# Power to the Pigeons



## TerriB (Nov 16, 2003)

We recently added a light switch and outlet to the coop (Hooray!!!!). We attached a small handheld vacuum along the lower wall, so it would be more convenient to clean up the feather dust.

The past few mornings, the vacuum has been knocked askew. I finally figured out that Walter is trying to oust the intruder from his territory. I'd better check if the warranty covers pigeon attack.


----------



## upcd (Mar 12, 2005)

*Silly Bird*

Siily bird vaccum cleaners are for people. However I guess people have to find a new place for thier vaccums. HA HA


----------



## Reti (Jul 20, 2003)

Maybe he doesn't like the vacuum cleaner taking up fron HIS space.

Reti


----------



## alaska (Mar 17, 2005)

I can see how Walter is getting confused, your little vacuum is probably very similar in shape and appearance to a pigeon.
Walter sounds like he is very territorial, I have a pigeon Ash that is similar and he will not allow anything in his loft without alot of cooing and head bowing, even me!
This is a great post on pigeon behaviour, thanks for posting


----------



## Lin Hansen (Jan 9, 2004)

Hi Terri,

When it comes to tampering with objects in "their" territory, looks like Walter is trying to outdo Cynthia's Snowflake:
http://www.pigeons.biz/forums/showthread.php?t=9646

These boys sure are something, aren't they?

Linda


----------

▶ **To be done**
Please copy the pigeon thread word for word, from "## TerriB (Nov" up to and including "(Mar 12, 2005)". The material after this point has no connection to the pigeon thread.

▶ **Provided material**
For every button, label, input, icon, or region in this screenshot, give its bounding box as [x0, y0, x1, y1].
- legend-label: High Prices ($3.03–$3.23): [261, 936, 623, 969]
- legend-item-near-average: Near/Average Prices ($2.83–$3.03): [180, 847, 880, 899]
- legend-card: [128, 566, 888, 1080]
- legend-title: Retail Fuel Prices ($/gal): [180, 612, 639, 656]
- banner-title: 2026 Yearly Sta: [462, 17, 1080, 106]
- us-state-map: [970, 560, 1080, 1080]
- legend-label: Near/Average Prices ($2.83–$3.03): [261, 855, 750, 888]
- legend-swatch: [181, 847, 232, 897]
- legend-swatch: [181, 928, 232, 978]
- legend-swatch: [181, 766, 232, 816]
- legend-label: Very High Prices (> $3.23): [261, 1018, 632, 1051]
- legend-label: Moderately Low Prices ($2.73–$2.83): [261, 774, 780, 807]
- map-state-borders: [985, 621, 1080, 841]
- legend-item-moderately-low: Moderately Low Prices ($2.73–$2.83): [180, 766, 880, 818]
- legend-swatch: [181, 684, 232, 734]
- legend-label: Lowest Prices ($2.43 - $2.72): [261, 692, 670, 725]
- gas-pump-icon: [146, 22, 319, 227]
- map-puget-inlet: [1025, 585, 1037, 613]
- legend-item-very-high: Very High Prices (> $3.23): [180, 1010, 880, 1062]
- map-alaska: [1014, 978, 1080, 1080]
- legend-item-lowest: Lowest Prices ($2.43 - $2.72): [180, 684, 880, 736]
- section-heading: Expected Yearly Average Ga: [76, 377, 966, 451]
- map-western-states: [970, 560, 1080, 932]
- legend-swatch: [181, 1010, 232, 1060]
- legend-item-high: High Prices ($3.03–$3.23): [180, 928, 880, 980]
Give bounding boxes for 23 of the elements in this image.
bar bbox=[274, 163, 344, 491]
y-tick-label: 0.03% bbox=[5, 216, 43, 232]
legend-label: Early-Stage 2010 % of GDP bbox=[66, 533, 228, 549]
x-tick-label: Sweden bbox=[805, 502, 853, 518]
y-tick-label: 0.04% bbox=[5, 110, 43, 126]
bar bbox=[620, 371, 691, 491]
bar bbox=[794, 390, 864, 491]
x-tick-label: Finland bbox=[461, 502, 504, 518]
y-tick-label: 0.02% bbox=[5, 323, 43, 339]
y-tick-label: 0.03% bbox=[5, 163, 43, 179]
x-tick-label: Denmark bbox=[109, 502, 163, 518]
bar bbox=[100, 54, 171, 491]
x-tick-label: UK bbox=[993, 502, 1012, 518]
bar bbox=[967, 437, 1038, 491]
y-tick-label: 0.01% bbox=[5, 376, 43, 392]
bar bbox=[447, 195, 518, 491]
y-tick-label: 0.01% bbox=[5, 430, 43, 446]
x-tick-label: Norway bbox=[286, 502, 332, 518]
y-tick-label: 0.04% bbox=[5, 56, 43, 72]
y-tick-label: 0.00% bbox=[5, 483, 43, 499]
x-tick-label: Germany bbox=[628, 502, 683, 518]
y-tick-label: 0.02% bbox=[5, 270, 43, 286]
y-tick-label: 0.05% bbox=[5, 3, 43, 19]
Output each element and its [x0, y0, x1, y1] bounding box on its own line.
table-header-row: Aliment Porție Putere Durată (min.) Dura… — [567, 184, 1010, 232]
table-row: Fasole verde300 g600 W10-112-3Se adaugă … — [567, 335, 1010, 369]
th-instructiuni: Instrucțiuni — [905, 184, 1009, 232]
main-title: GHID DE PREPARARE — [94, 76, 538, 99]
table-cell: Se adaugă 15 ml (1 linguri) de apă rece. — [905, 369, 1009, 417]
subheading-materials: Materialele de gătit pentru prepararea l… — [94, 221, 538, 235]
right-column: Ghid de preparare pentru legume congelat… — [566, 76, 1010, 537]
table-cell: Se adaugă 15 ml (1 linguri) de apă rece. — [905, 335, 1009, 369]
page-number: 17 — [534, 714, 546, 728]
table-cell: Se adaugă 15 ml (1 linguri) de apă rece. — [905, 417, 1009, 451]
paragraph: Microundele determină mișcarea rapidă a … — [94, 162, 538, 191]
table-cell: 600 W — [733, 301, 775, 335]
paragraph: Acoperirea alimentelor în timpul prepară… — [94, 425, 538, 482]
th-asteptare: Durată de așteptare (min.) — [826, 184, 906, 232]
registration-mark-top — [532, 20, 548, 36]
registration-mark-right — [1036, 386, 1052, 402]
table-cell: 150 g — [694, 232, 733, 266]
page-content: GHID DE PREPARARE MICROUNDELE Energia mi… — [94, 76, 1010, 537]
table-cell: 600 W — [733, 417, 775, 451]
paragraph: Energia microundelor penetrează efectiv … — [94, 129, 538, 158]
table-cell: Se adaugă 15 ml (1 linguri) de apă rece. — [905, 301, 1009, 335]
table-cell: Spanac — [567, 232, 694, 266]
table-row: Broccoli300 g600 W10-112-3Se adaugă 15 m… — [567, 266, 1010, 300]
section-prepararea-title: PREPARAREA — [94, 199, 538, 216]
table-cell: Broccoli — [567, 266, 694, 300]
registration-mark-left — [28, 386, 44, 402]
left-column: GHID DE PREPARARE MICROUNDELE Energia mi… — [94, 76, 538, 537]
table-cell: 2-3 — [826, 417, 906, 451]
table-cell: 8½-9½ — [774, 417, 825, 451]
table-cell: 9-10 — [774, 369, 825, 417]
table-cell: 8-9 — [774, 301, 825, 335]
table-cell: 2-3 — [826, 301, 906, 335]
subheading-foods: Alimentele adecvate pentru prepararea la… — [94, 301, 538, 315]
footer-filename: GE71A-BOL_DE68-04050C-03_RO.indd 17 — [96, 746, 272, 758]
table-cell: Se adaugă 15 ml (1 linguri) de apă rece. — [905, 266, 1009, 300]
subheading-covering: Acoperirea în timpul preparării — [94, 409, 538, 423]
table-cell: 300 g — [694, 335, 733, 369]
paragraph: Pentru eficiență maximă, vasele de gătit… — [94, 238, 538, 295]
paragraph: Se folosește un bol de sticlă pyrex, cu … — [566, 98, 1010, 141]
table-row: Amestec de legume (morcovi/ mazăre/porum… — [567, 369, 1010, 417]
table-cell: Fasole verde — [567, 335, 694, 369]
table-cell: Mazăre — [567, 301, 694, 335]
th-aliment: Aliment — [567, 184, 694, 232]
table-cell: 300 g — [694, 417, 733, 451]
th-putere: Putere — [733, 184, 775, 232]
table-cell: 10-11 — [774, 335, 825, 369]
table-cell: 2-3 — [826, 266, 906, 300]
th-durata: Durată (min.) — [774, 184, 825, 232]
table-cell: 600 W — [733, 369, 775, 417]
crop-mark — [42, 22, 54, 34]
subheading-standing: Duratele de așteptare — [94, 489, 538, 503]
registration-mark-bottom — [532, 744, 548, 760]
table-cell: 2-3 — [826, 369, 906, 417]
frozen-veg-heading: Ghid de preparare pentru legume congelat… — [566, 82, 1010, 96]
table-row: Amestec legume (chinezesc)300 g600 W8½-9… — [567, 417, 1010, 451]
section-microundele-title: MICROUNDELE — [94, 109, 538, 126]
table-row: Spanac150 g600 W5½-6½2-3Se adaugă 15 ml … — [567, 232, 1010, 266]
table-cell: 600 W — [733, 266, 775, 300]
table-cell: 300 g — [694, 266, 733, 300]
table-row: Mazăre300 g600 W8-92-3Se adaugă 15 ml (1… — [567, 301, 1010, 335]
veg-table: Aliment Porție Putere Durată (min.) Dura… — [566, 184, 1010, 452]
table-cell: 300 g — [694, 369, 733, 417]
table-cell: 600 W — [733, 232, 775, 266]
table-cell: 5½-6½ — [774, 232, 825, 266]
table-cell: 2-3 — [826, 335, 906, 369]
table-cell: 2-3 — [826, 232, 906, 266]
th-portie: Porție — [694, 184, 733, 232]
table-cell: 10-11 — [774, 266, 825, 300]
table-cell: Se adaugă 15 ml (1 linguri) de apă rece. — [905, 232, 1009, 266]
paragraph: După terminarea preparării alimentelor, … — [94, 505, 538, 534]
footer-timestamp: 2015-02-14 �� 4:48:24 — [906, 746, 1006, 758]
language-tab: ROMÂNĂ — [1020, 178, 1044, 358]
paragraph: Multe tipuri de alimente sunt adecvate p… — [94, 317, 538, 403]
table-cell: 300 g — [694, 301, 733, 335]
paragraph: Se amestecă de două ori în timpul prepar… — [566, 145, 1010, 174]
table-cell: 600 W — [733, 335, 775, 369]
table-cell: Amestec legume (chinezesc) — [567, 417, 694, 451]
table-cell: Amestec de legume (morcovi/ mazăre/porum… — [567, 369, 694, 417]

▶ **Task output**
## TerriB (Nov 16, 2003)

We recently added a light switch and outlet to the coop (Hooray!!!!). We attached a small handheld vacuum along the lower wall, so it would be more convenient to clean up the feather dust.

The past few mornings, the vacuum has been knocked askew. I finally figured out that Walter is trying to oust the intruder from his territory. I'd better check if the warranty covers pigeon attack.


----------



## upcd (Mar 12, 2005)